[Saved entries]

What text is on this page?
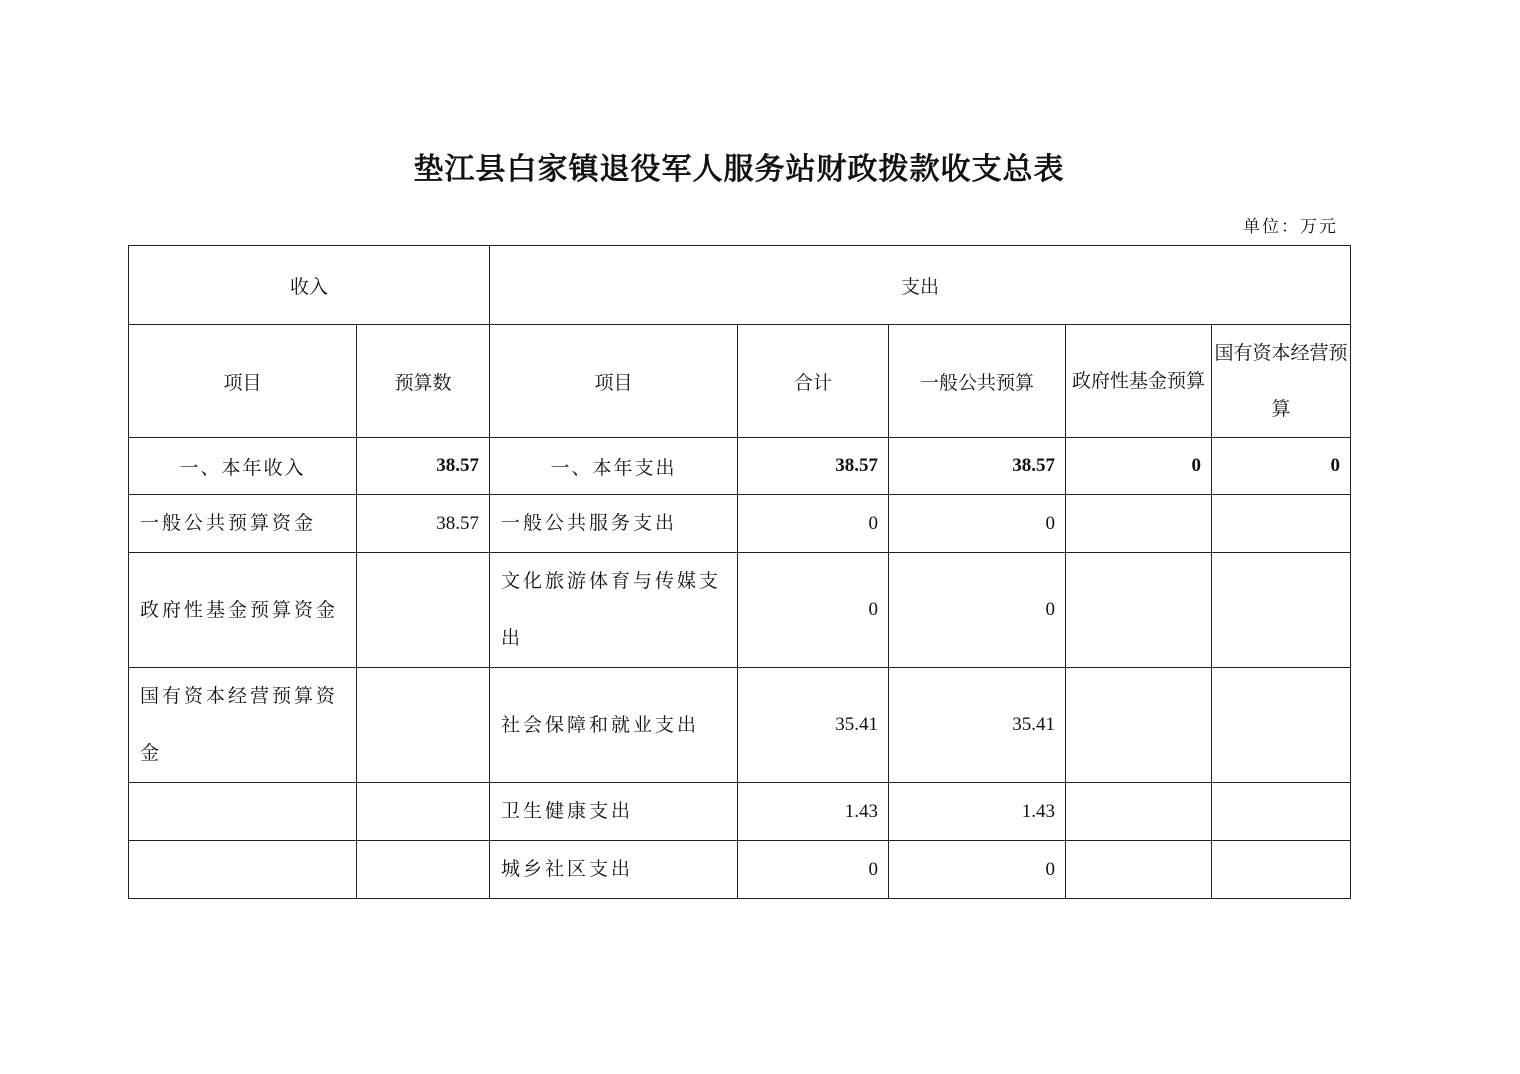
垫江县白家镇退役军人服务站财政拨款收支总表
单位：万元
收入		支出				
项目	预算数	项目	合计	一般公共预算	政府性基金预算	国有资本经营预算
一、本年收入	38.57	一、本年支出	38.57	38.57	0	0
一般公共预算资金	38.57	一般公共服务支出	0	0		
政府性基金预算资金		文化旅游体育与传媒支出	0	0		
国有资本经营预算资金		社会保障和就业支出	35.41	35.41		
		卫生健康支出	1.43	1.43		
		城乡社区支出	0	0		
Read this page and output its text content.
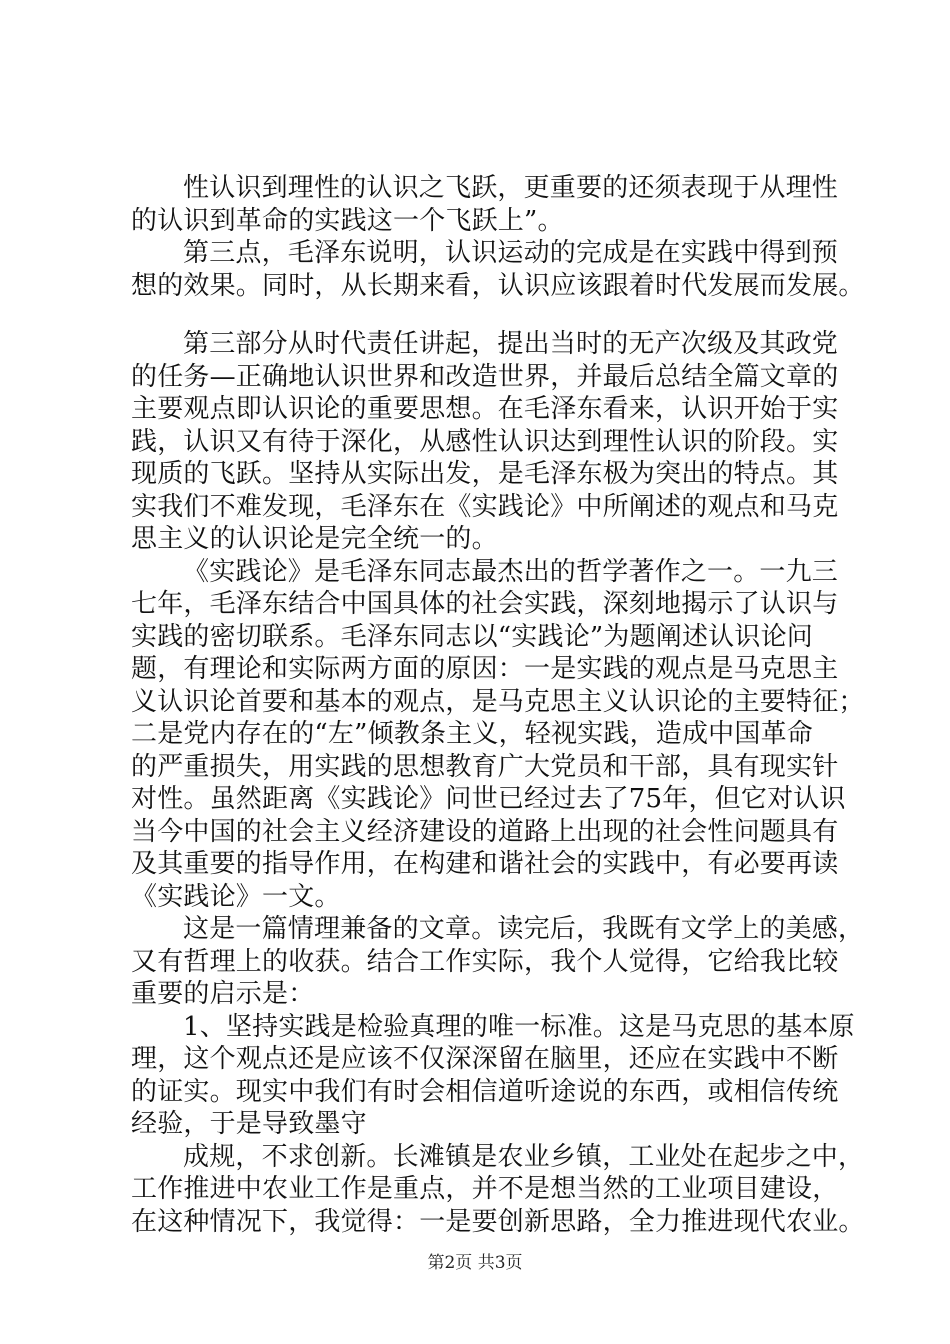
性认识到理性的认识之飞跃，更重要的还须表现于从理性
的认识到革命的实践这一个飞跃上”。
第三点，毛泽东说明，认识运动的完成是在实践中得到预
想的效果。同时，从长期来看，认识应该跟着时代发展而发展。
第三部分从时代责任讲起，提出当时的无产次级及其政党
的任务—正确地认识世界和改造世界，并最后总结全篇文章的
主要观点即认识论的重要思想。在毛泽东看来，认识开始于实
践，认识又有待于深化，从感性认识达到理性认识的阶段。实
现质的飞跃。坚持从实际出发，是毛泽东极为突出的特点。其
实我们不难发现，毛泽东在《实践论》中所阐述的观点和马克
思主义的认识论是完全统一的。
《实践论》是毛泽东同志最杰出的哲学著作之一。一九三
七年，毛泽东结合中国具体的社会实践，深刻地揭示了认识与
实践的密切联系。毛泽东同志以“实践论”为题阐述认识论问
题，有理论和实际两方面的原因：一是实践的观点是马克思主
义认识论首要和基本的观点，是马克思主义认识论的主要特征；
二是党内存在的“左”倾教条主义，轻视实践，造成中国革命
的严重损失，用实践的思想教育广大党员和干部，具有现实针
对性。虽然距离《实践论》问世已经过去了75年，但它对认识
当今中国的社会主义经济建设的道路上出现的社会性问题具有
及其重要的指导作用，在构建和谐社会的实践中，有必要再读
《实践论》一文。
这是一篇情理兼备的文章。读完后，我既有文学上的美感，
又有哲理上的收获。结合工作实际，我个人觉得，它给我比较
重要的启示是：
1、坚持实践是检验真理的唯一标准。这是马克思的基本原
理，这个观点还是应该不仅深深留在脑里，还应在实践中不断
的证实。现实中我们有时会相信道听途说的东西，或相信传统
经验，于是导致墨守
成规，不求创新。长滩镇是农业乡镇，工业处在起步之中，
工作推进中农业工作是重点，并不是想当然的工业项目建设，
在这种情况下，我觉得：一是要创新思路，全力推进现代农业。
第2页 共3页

==

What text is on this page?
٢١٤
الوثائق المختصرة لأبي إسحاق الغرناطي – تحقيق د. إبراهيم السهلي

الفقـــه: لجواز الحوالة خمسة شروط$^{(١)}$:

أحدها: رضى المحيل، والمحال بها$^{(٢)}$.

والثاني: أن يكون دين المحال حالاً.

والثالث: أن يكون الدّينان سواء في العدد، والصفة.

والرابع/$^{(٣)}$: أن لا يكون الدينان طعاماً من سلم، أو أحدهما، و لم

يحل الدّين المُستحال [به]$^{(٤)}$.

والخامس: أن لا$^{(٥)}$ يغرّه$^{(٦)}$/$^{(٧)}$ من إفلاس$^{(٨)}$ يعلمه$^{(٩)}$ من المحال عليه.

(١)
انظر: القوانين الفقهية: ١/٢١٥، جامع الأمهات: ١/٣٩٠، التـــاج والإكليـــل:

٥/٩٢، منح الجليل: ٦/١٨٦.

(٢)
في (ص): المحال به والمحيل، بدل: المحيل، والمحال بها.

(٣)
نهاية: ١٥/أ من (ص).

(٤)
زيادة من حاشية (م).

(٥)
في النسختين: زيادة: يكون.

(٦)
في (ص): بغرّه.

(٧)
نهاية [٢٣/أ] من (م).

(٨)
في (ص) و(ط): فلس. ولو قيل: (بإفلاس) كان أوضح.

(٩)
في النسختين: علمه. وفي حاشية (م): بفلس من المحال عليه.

---

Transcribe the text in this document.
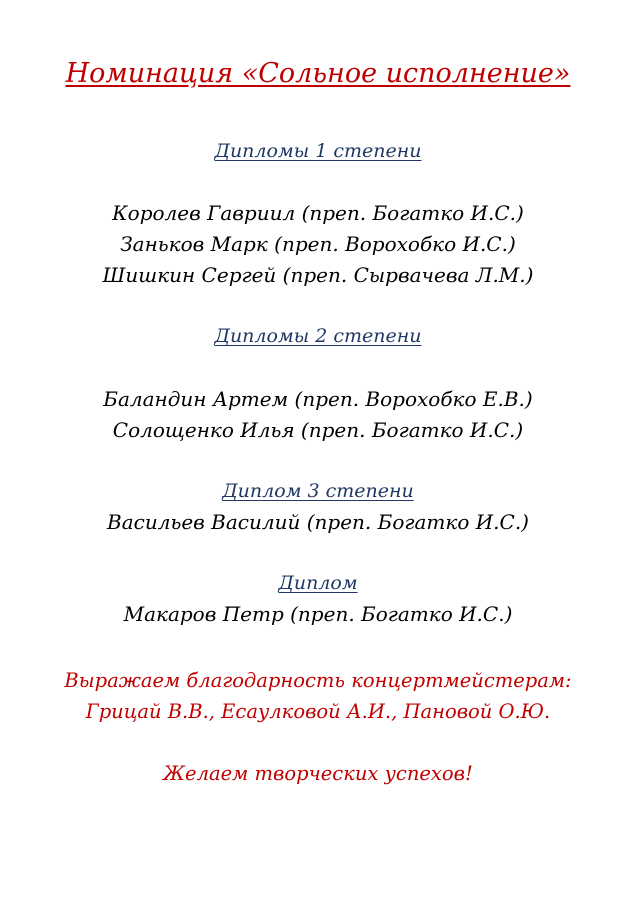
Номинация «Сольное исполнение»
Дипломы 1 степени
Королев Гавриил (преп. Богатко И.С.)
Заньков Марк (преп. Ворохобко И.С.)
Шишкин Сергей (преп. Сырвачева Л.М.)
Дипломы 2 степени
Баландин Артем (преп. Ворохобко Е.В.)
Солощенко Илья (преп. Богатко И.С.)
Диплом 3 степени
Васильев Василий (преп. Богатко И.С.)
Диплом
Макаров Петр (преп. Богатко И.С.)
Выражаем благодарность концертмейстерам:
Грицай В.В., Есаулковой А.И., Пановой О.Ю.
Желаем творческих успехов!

THE REQUEST: Which lines hold the word "this"? Copy each of them from the records.

COMPLETED EXERCISE:
What text is on this page?
Read this page and output its text content.
What text is on this page?
Transcribe the text in this document.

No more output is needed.